▸ REQUEST
Read the records and write them out again exactly.

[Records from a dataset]
--------------------
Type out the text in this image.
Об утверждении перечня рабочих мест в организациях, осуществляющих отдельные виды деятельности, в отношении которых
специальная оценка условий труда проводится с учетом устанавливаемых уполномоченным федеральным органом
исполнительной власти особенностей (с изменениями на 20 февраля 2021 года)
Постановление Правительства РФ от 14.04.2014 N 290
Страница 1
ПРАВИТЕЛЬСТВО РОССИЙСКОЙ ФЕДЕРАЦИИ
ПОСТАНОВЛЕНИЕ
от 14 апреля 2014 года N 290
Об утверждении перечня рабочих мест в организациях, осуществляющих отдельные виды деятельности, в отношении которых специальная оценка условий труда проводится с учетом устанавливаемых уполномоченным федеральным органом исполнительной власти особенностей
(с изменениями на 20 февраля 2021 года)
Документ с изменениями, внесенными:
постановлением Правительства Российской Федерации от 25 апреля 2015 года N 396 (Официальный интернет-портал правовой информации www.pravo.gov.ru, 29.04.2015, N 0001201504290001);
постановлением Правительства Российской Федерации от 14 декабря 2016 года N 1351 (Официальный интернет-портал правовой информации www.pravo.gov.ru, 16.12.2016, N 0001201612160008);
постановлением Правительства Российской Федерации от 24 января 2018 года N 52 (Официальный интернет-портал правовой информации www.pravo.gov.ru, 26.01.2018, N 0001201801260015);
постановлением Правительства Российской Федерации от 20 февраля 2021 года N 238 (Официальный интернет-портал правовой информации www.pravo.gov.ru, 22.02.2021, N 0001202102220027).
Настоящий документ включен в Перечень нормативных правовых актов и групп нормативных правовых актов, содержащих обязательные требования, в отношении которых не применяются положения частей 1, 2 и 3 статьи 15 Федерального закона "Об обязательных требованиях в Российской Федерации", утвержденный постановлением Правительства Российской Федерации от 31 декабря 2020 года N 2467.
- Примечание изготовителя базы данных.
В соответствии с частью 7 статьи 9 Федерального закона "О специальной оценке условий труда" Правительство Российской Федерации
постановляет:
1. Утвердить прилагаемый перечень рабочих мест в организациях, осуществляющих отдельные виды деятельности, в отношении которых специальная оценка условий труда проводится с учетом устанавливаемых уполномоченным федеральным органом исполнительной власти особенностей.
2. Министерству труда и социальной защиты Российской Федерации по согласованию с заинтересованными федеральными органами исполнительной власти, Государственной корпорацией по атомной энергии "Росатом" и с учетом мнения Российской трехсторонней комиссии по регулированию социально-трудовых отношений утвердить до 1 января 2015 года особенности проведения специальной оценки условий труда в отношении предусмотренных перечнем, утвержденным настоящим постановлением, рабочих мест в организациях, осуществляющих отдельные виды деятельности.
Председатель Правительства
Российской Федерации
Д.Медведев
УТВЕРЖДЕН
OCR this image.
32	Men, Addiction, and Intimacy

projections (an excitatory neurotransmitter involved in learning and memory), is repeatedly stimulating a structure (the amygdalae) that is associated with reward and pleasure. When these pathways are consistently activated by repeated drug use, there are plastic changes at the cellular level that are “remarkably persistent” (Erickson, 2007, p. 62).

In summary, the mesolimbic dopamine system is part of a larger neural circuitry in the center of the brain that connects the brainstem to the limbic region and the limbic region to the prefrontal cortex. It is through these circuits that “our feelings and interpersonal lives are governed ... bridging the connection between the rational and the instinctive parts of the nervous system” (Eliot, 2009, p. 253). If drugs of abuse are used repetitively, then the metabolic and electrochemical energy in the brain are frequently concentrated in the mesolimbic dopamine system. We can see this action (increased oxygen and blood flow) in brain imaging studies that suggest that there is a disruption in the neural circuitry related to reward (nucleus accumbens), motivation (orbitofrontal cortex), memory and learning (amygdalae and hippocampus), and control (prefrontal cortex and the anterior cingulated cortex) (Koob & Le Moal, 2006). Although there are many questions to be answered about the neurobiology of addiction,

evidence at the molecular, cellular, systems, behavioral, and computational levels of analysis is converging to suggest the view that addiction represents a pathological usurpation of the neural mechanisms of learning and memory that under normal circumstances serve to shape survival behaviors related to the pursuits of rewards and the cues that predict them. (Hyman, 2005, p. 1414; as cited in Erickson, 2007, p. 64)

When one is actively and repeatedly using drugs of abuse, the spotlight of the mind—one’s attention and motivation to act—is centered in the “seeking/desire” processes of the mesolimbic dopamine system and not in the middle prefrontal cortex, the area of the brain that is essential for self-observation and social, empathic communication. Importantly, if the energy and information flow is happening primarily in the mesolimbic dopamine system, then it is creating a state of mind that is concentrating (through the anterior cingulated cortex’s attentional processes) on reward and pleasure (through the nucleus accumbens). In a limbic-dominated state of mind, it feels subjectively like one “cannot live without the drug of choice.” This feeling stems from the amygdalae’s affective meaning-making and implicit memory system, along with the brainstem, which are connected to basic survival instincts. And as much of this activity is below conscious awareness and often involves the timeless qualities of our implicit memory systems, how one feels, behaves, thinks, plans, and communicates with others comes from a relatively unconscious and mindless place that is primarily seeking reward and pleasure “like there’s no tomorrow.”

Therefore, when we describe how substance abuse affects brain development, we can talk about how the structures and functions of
--------------------
▸ EXERCISE RESULT
Type out the text in this image.
Об утверждении перечня рабочих мест в организациях, осуществляющих отдельные виды деятельности, в отношении которых
специальная оценка условий труда проводится с учетом устанавливаемых уполномоченным федеральным органом
исполнительной власти особенностей (с изменениями на 20 февраля 2021 года)
Постановление Правительства РФ от 14.04.2014 N 290
Страница 1
ПРАВИТЕЛЬСТВО РОССИЙСКОЙ ФЕДЕРАЦИИ
ПОСТАНОВЛЕНИЕ
от 14 апреля 2014 года N 290
Об утверждении перечня рабочих мест в организациях, осуществляющих отдельные виды деятельности, в отношении которых специальная оценка условий труда проводится с учетом устанавливаемых уполномоченным федеральным органом исполнительной власти особенностей
(с изменениями на 20 февраля 2021 года)
Документ с изменениями, внесенными:
постановлением Правительства Российской Федерации от 25 апреля 2015 года N 396 (Официальный интернет-портал правовой информации www.pravo.gov.ru, 29.04.2015, N 0001201504290001);
постановлением Правительства Российской Федерации от 14 декабря 2016 года N 1351 (Официальный интернет-портал правовой информации www.pravo.gov.ru, 16.12.2016, N 0001201612160008);
постановлением Правительства Российской Федерации от 24 января 2018 года N 52 (Официальный интернет-портал правовой информации www.pravo.gov.ru, 26.01.2018, N 0001201801260015);
постановлением Правительства Российской Федерации от 20 февраля 2021 года N 238 (Официальный интернет-портал правовой информации www.pravo.gov.ru, 22.02.2021, N 0001202102220027).
Настоящий документ включен в Перечень нормативных правовых актов и групп нормативных правовых актов, содержащих обязательные требования, в отношении которых не применяются положения частей 1, 2 и 3 статьи 15 Федерального закона "Об обязательных требованиях в Российской Федерации", утвержденный постановлением Правительства Российской Федерации от 31 декабря 2020 года N 2467.
- Примечание изготовителя базы данных.
В соответствии с частью 7 статьи 9 Федерального закона "О специальной оценке условий труда" Правительство Российской Федерации
постановляет:
1. Утвердить прилагаемый перечень рабочих мест в организациях, осуществляющих отдельные виды деятельности, в отношении которых специальная оценка условий труда проводится с учетом устанавливаемых уполномоченным федеральным органом исполнительной власти особенностей.
2. Министерству труда и социальной защиты Российской Федерации по согласованию с заинтересованными федеральными органами исполнительной власти, Государственной корпорацией по атомной энергии "Росатом" и с учетом мнения Российской трехсторонней комиссии по регулированию социально-трудовых отношений утвердить до 1 января 2015 года особенности проведения специальной оценки условий труда в отношении предусмотренных перечнем, утвержденным настоящим постановлением, рабочих мест в организациях, осуществляющих отдельные виды деятельности.
Председатель Правительства
Российской Федерации
Д.Медведев
УТВЕРЖДЕН
OCR this image.
32	Men, Addiction, and Intimacy

projections (an excitatory neurotransmitter involved in learning and memory), is repeatedly stimulating a structure (the amygdalae) that is associated with reward and pleasure. When these pathways are consistently activated by repeated drug use, there are plastic changes at the cellular level that are “remarkably persistent” (Erickson, 2007, p. 62).

In summary, the mesolimbic dopamine system is part of a larger neural circuitry in the center of the brain that connects the brainstem to the limbic region and the limbic region to the prefrontal cortex. It is through these circuits that “our feelings and interpersonal lives are governed ... bridging the connection between the rational and the instinctive parts of the nervous system” (Eliot, 2009, p. 253). If drugs of abuse are used repetitively, then the metabolic and electrochemical energy in the brain are frequently concentrated in the mesolimbic dopamine system. We can see this action (increased oxygen and blood flow) in brain imaging studies that suggest that there is a disruption in the neural circuitry related to reward (nucleus accumbens), motivation (orbitofrontal cortex), memory and learning (amygdalae and hippocampus), and control (prefrontal cortex and the anterior cingulated cortex) (Koob & Le Moal, 2006). Although there are many questions to be answered about the neurobiology of addiction,

evidence at the molecular, cellular, systems, behavioral, and computational levels of analysis is converging to suggest the view that addiction represents a pathological usurpation of the neural mechanisms of learning and memory that under normal circumstances serve to shape survival behaviors related to the pursuits of rewards and the cues that predict them. (Hyman, 2005, p. 1414; as cited in Erickson, 2007, p. 64)

When one is actively and repeatedly using drugs of abuse, the spotlight of the mind—one’s attention and motivation to act—is centered in the “seeking/desire” processes of the mesolimbic dopamine system and not in the middle prefrontal cortex, the area of the brain that is essential for self-observation and social, empathic communication. Importantly, if the energy and information flow is happening primarily in the mesolimbic dopamine system, then it is creating a state of mind that is concentrating (through the anterior cingulated cortex’s attentional processes) on reward and pleasure (through the nucleus accumbens). In a limbic-dominated state of mind, it feels subjectively like one “cannot live without the drug of choice.” This feeling stems from the amygdalae’s affective meaning-making and implicit memory system, along with the brainstem, which are connected to basic survival instincts. And as much of this activity is below conscious awareness and often involves the timeless qualities of our implicit memory systems, how one feels, behaves, thinks, plans, and communicates with others comes from a relatively unconscious and mindless place that is primarily seeking reward and pleasure “like there’s no tomorrow.”

Therefore, when we describe how substance abuse affects brain development, we can talk about how the structures and functions of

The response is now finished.